▸ Extracted entries
::::

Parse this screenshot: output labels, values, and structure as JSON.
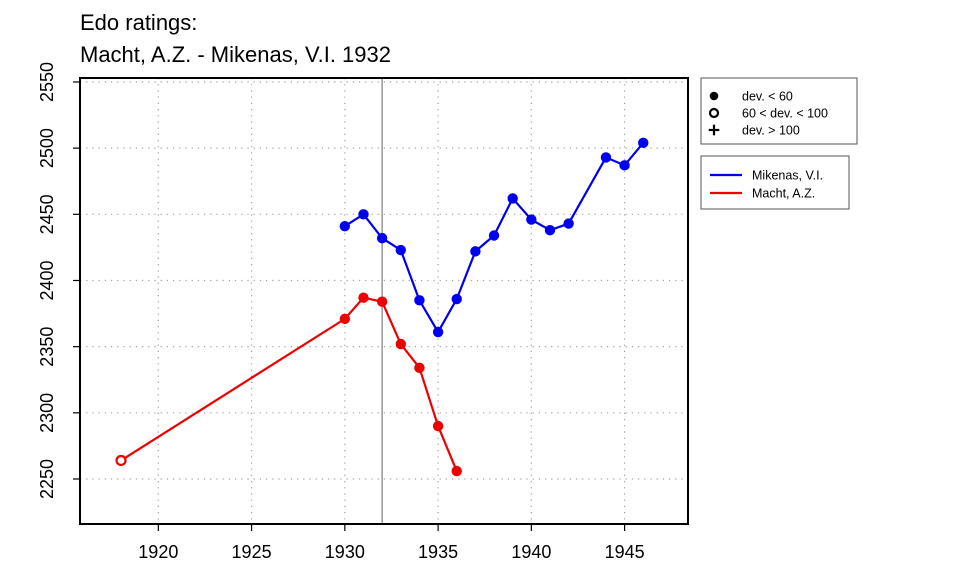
{
  "chart_data": {
    "type": "line",
    "title_lines": [
      "Edo ratings:",
      "Macht, A.Z. - Mikenas, V.I. 1932"
    ],
    "xlabel": "",
    "ylabel": "",
    "xlim": [
      1915.8,
      1948.4
    ],
    "ylim": [
      2216,
      2553
    ],
    "x_ticks": [
      1920,
      1925,
      1930,
      1935,
      1940,
      1945
    ],
    "y_ticks": [
      2250,
      2300,
      2350,
      2400,
      2450,
      2500,
      2550
    ],
    "x_tick_labels": [
      "1920",
      "1925",
      "1930",
      "1935",
      "1940",
      "1945"
    ],
    "y_tick_labels": [
      "2250",
      "2300",
      "2350",
      "2400",
      "2450",
      "2500",
      "2550"
    ],
    "grid": "dotted",
    "reference_line_x": 1932,
    "deviation_legend": {
      "placement": "top-right",
      "entries": [
        {
          "label": "dev. < 60",
          "symbol": "filled-circle"
        },
        {
          "label": "60 < dev. < 100",
          "symbol": "open-circle"
        },
        {
          "label": "dev. > 100",
          "symbol": "plus"
        }
      ]
    },
    "series_legend": {
      "placement": "right",
      "entries": [
        {
          "label": "Mikenas, V.I.",
          "color": "#0000ee"
        },
        {
          "label": "Macht, A.Z.",
          "color": "#ee0000"
        }
      ]
    },
    "series": [
      {
        "name": "Mikenas, V.I.",
        "color": "#0000ee",
        "points": [
          {
            "x": 1930,
            "y": 2441,
            "marker": "filled-circle"
          },
          {
            "x": 1931,
            "y": 2450,
            "marker": "filled-circle"
          },
          {
            "x": 1932,
            "y": 2432,
            "marker": "filled-circle"
          },
          {
            "x": 1933,
            "y": 2423,
            "marker": "filled-circle"
          },
          {
            "x": 1934,
            "y": 2385,
            "marker": "filled-circle"
          },
          {
            "x": 1935,
            "y": 2361,
            "marker": "filled-circle"
          },
          {
            "x": 1936,
            "y": 2386,
            "marker": "filled-circle"
          },
          {
            "x": 1937,
            "y": 2422,
            "marker": "filled-circle"
          },
          {
            "x": 1938,
            "y": 2434,
            "marker": "filled-circle"
          },
          {
            "x": 1939,
            "y": 2462,
            "marker": "filled-circle"
          },
          {
            "x": 1940,
            "y": 2446,
            "marker": "filled-circle"
          },
          {
            "x": 1941,
            "y": 2438,
            "marker": "filled-circle"
          },
          {
            "x": 1942,
            "y": 2443,
            "marker": "filled-circle"
          },
          {
            "x": 1944,
            "y": 2493,
            "marker": "filled-circle"
          },
          {
            "x": 1945,
            "y": 2487,
            "marker": "filled-circle"
          },
          {
            "x": 1946,
            "y": 2504,
            "marker": "filled-circle"
          }
        ]
      },
      {
        "name": "Macht, A.Z.",
        "color": "#ee0000",
        "points": [
          {
            "x": 1918,
            "y": 2264,
            "marker": "open-circle"
          },
          {
            "x": 1930,
            "y": 2371,
            "marker": "filled-circle"
          },
          {
            "x": 1931,
            "y": 2387,
            "marker": "filled-circle"
          },
          {
            "x": 1932,
            "y": 2384,
            "marker": "filled-circle"
          },
          {
            "x": 1933,
            "y": 2352,
            "marker": "filled-circle"
          },
          {
            "x": 1934,
            "y": 2334,
            "marker": "filled-circle"
          },
          {
            "x": 1935,
            "y": 2290,
            "marker": "filled-circle"
          },
          {
            "x": 1936,
            "y": 2256,
            "marker": "filled-circle"
          }
        ]
      }
    ]
  }
}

::::

▸ Aim of the task
Read through the data and copy every line where "placement" shows up.

▸ Final result
      "placement": "top-right",
      "placement": "right",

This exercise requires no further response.